[Start GIVEN DATA]

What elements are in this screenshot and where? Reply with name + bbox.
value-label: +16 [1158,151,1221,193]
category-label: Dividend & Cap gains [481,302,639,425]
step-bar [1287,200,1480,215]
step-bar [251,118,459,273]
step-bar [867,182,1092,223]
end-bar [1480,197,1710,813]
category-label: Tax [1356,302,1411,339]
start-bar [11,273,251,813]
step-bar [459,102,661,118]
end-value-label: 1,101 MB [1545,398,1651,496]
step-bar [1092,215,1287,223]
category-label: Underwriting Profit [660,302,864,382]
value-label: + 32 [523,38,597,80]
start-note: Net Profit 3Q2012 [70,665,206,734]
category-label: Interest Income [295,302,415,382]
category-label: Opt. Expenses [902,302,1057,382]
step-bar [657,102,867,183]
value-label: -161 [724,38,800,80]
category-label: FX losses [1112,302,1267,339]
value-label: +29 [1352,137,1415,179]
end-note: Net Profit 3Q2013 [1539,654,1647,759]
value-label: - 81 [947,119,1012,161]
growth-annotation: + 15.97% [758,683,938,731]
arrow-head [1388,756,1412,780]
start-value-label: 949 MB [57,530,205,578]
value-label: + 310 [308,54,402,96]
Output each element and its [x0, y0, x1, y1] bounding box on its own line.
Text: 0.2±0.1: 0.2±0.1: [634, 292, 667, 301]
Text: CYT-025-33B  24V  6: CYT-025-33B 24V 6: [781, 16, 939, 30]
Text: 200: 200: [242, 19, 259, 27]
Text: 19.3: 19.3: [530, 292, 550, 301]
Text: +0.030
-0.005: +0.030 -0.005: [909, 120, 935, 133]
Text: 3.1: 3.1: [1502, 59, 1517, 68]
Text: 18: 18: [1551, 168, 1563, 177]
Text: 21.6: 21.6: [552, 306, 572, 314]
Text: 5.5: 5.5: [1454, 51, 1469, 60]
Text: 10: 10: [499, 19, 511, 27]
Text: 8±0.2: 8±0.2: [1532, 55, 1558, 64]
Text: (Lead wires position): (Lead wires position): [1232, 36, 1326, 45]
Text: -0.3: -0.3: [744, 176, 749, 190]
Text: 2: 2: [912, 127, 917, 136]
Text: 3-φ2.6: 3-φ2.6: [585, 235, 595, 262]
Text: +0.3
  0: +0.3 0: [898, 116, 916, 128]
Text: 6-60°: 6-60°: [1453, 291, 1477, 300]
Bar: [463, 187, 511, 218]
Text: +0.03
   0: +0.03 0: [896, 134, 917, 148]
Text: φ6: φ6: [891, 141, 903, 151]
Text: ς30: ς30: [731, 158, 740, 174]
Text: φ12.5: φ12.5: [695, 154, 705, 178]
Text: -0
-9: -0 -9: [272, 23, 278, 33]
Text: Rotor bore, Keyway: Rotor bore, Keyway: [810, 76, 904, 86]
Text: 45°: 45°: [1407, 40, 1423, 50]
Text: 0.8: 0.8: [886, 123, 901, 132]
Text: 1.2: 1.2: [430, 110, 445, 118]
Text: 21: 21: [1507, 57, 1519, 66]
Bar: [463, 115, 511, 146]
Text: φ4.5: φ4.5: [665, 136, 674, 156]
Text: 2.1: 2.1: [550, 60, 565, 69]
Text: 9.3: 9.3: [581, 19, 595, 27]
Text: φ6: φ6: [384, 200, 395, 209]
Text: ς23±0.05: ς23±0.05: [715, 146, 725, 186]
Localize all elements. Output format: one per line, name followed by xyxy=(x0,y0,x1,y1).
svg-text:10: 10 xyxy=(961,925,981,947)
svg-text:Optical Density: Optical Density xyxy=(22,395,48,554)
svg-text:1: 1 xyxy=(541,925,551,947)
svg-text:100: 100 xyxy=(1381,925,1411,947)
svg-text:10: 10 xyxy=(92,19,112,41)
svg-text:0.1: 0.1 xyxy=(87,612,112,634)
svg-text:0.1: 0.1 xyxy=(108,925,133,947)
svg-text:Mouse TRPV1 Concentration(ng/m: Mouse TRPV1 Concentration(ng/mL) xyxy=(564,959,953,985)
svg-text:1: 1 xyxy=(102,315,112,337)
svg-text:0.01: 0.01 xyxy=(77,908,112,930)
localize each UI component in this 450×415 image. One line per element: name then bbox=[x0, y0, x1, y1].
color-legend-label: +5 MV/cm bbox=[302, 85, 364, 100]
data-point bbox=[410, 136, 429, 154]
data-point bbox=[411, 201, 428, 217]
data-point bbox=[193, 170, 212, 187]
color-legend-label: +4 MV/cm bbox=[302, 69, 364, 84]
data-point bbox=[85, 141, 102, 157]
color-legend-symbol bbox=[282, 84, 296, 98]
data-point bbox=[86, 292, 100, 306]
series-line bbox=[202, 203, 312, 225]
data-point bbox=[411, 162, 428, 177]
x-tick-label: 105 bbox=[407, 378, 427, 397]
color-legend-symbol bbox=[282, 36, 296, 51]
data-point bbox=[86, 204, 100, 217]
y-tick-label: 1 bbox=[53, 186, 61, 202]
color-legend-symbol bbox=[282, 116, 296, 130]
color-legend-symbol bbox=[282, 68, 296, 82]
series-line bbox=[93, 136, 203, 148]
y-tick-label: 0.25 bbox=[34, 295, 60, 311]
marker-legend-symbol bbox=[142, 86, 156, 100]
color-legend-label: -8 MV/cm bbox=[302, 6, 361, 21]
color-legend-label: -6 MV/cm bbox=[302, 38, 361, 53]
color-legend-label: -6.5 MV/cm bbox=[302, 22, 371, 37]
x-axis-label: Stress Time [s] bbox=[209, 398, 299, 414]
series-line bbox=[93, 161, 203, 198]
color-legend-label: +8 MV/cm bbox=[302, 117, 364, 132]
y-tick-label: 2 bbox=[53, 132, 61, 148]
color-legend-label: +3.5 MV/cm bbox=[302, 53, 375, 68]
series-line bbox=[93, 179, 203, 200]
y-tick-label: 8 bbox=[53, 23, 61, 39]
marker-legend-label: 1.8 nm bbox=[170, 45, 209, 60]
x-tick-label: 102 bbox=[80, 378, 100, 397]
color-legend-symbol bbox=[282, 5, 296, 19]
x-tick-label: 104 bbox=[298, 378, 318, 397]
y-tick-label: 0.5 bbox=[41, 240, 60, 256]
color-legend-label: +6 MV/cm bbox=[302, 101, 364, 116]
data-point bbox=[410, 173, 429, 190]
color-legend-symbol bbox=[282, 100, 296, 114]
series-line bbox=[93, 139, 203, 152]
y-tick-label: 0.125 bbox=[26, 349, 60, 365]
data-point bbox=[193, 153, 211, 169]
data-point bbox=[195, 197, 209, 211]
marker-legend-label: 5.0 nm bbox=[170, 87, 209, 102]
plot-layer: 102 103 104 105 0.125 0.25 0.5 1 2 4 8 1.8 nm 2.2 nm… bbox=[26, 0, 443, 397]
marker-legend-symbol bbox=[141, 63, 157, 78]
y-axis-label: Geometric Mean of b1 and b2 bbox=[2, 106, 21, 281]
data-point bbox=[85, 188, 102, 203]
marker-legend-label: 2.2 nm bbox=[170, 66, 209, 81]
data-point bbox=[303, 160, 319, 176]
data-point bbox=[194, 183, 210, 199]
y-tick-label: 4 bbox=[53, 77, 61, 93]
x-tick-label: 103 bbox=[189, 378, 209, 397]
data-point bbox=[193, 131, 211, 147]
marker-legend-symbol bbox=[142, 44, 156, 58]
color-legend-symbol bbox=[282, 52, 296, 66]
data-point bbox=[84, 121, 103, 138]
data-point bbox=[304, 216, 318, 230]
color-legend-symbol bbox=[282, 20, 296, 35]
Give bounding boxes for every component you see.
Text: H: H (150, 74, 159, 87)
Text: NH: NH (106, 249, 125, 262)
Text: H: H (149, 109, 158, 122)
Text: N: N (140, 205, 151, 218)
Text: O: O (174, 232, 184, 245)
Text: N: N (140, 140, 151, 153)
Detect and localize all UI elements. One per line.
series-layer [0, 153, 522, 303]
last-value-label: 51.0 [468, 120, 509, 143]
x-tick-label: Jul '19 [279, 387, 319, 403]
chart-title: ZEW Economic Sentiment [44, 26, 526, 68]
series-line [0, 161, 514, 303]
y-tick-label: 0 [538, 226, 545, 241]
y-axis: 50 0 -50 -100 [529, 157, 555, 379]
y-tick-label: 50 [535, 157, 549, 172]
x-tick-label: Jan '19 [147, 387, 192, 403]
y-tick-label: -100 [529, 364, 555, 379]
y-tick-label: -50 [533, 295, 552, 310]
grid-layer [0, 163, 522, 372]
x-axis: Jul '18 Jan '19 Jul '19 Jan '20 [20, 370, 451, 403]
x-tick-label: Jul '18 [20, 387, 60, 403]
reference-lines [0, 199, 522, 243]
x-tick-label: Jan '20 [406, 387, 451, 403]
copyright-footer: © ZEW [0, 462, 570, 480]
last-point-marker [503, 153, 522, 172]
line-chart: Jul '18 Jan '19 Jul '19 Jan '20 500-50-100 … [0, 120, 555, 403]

[End GIVEN DATA]

TASK TO COMPLETE
Copy out the lines above word for word, starting at the very first line and ending with the one that contains "Text: (Lead wires".

PROBLEM SOLUTION
What elements are in this screenshot and where? Reply with name + bbox.
value-label: +16 [1158,151,1221,193]
category-label: Dividend & Cap gains [481,302,639,425]
step-bar [1287,200,1480,215]
step-bar [251,118,459,273]
step-bar [867,182,1092,223]
end-bar [1480,197,1710,813]
category-label: Tax [1356,302,1411,339]
start-bar [11,273,251,813]
step-bar [459,102,661,118]
end-value-label: 1,101 MB [1545,398,1651,496]
step-bar [1092,215,1287,223]
category-label: Underwriting Profit [660,302,864,382]
value-label: + 32 [523,38,597,80]
start-note: Net Profit 3Q2012 [70,665,206,734]
category-label: Interest Income [295,302,415,382]
category-label: Opt. Expenses [902,302,1057,382]
step-bar [657,102,867,183]
value-label: -161 [724,38,800,80]
category-label: FX losses [1112,302,1267,339]
value-label: +29 [1352,137,1415,179]
end-note: Net Profit 3Q2013 [1539,654,1647,759]
value-label: - 81 [947,119,1012,161]
growth-annotation: + 15.97% [758,683,938,731]
arrow-head [1388,756,1412,780]
start-value-label: 949 MB [57,530,205,578]
value-label: + 310 [308,54,402,96]
Output each element and its [x0, y0, x1, y1] bounding box on its own line.
Text: 0.2±0.1: 0.2±0.1: [634, 292, 667, 301]
Text: CYT-025-33B  24V  6: CYT-025-33B 24V 6: [781, 16, 939, 30]
Text: 200: 200: [242, 19, 259, 27]
Text: 19.3: 19.3: [530, 292, 550, 301]
Text: +0.030
-0.005: +0.030 -0.005: [909, 120, 935, 133]
Text: 3.1: 3.1: [1502, 59, 1517, 68]
Text: 18: 18: [1551, 168, 1563, 177]
Text: 21.6: 21.6: [552, 306, 572, 314]
Text: 5.5: 5.5: [1454, 51, 1469, 60]
Text: 10: 10: [499, 19, 511, 27]
Text: 8±0.2: 8±0.2: [1532, 55, 1558, 64]
Text: (Lead wires position): (Lead wires position): [1232, 36, 1326, 45]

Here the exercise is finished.